## [Data lines]
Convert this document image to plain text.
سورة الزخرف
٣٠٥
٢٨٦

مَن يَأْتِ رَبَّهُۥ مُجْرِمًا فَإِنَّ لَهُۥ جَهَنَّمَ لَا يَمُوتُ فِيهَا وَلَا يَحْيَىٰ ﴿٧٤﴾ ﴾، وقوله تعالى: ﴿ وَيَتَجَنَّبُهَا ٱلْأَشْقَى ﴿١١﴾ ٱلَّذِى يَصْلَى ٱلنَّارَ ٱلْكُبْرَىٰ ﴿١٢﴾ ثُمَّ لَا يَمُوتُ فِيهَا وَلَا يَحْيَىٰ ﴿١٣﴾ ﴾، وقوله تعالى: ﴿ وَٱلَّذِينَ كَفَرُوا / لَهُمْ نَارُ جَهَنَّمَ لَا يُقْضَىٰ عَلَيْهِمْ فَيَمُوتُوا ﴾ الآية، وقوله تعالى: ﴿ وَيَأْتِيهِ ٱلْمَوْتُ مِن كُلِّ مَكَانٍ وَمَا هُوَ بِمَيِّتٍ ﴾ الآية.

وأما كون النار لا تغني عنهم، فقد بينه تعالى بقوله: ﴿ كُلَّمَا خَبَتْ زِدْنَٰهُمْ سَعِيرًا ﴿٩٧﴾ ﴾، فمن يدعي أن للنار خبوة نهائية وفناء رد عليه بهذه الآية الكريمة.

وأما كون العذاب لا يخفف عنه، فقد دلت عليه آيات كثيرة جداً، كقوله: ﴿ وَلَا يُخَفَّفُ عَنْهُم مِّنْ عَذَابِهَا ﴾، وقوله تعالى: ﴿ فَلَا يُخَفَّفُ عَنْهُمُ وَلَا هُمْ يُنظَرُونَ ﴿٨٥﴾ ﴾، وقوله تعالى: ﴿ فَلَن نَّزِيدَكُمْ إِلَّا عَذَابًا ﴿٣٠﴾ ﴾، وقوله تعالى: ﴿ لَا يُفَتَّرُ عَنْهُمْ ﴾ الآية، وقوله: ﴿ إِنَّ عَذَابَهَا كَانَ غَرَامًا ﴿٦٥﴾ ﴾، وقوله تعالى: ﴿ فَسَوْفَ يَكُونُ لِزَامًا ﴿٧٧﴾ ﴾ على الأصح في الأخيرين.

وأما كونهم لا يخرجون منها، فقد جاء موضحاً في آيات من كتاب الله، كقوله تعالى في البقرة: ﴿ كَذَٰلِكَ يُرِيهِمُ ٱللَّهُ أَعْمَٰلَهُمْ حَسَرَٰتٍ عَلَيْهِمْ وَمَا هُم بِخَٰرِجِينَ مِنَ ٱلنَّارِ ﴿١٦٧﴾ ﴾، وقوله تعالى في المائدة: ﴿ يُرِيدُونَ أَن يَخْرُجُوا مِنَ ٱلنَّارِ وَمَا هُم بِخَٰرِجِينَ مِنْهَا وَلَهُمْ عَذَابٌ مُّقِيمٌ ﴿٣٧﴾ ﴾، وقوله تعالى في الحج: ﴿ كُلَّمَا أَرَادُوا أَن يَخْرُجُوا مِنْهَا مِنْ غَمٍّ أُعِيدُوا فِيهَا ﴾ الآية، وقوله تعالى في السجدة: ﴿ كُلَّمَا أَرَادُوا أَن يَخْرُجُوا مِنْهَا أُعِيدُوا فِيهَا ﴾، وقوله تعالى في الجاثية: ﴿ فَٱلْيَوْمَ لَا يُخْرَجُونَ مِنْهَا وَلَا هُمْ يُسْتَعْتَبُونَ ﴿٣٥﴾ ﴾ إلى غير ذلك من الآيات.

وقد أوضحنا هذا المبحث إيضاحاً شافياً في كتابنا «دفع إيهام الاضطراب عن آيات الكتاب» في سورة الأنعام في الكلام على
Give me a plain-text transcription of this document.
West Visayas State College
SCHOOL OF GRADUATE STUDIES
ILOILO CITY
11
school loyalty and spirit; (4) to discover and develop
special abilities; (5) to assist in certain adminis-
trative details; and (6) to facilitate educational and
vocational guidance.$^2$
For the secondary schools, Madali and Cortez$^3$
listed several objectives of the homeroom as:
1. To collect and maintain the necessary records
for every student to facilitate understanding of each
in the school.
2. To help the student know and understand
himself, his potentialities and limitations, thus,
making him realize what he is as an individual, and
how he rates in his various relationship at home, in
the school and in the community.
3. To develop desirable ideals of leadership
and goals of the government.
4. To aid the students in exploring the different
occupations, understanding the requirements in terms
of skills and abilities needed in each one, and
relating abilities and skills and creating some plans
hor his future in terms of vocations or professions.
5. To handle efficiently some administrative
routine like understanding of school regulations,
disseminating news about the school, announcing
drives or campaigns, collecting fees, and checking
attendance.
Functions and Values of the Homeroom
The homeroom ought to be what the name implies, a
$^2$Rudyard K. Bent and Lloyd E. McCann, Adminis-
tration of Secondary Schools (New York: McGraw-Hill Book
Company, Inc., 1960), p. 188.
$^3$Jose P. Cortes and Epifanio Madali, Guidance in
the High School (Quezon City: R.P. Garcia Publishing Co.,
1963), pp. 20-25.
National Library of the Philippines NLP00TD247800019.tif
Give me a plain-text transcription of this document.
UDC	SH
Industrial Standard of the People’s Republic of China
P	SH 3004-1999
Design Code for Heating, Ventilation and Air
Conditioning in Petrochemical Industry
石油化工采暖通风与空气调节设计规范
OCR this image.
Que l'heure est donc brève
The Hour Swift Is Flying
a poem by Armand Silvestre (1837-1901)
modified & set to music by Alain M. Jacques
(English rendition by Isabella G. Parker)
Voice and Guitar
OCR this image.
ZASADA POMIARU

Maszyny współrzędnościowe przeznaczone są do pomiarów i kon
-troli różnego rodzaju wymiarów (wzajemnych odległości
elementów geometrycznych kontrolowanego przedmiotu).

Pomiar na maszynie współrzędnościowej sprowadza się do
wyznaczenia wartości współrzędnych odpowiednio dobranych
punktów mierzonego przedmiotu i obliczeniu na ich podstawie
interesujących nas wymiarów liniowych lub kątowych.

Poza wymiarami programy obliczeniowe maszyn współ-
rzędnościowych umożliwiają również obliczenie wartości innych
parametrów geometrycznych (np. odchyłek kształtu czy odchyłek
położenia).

## [Exercise]
Consider the entries above and return each line with the string "understanding".

## [Reply]
for every student to facilitate understanding of each
occupations, understanding the requirements in terms
routine like understanding of school regulations,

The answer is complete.